--- BEGIN Task material ---

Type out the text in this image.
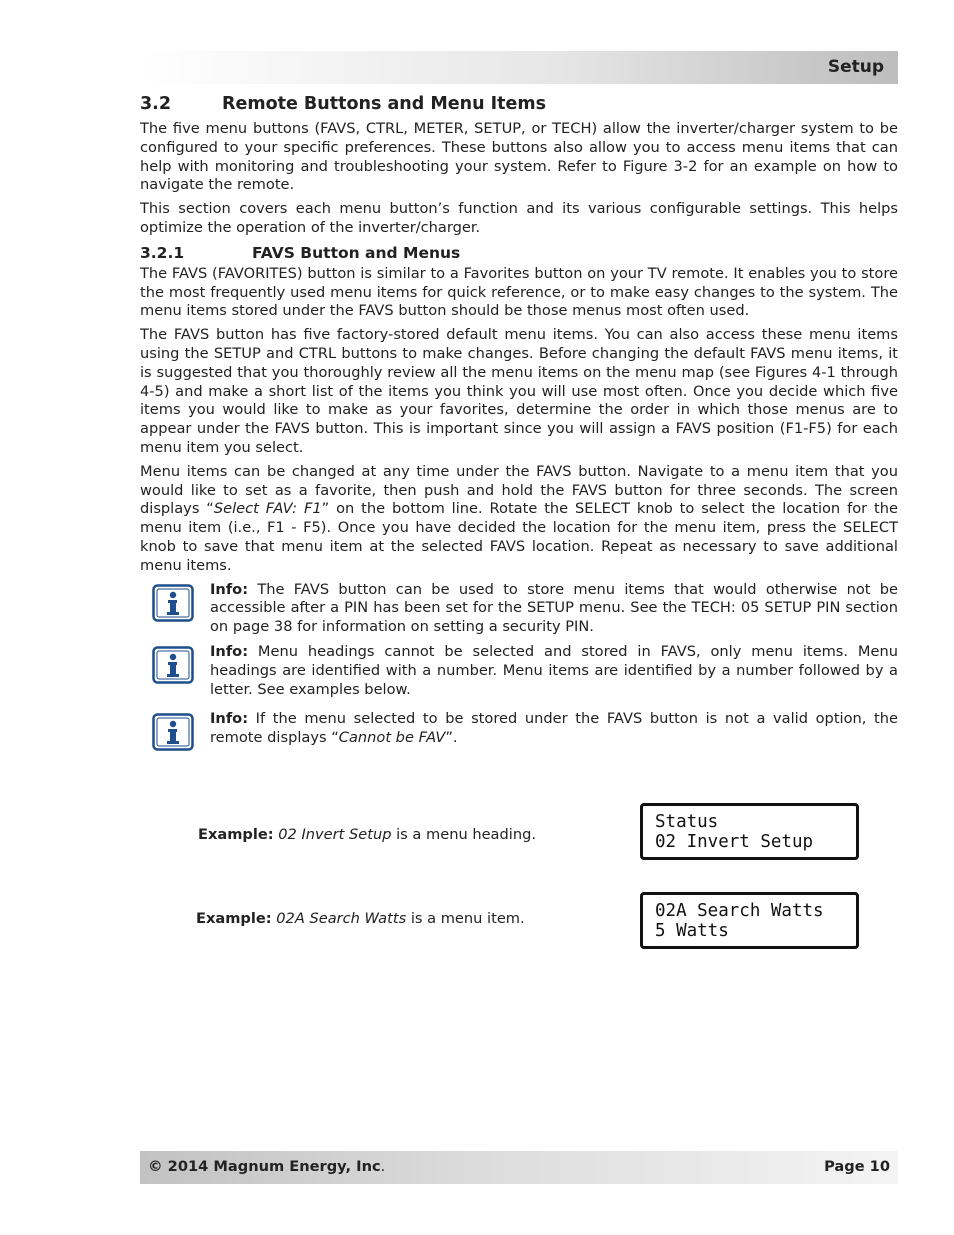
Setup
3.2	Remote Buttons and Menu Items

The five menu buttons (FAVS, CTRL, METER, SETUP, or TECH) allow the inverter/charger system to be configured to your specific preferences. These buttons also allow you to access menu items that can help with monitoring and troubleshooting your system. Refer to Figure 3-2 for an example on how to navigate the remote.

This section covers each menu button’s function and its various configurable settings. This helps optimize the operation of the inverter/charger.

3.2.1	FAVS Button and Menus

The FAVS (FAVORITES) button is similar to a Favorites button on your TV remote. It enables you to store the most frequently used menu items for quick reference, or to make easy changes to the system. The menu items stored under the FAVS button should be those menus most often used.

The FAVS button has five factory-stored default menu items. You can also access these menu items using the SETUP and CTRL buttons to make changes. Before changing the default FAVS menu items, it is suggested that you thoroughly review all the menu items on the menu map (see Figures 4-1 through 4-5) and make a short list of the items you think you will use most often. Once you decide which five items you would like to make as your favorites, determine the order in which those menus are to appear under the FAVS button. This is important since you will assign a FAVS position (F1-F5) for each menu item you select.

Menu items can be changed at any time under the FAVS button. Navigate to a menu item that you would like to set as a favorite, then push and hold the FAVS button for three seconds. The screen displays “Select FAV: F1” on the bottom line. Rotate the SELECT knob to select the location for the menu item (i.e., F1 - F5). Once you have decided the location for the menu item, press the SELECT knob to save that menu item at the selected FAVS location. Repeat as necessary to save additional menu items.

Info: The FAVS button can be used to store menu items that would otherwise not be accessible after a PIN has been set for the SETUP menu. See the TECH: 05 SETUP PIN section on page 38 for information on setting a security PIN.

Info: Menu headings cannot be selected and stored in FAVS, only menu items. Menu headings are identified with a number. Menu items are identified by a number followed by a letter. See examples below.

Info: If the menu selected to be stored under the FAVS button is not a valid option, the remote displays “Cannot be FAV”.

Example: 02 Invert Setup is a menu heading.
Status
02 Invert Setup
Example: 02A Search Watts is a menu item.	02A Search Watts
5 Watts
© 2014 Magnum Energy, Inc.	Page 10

--- END Task material ---

§ Do this: Make a list of all lines in the data that contain "charger".

§ Exercise result:
The five menu buttons (FAVS, CTRL, METER, SETUP, or TECH) allow the inverter/charger system to be configured to your specific preferences. These buttons also allow you to access menu items that can help with monitoring and troubleshooting your system. Refer to Figure 3-2 for an example on how to navigate the remote.
This section covers each menu button’s function and its various configurable settings. This helps optimize the operation of the inverter/charger.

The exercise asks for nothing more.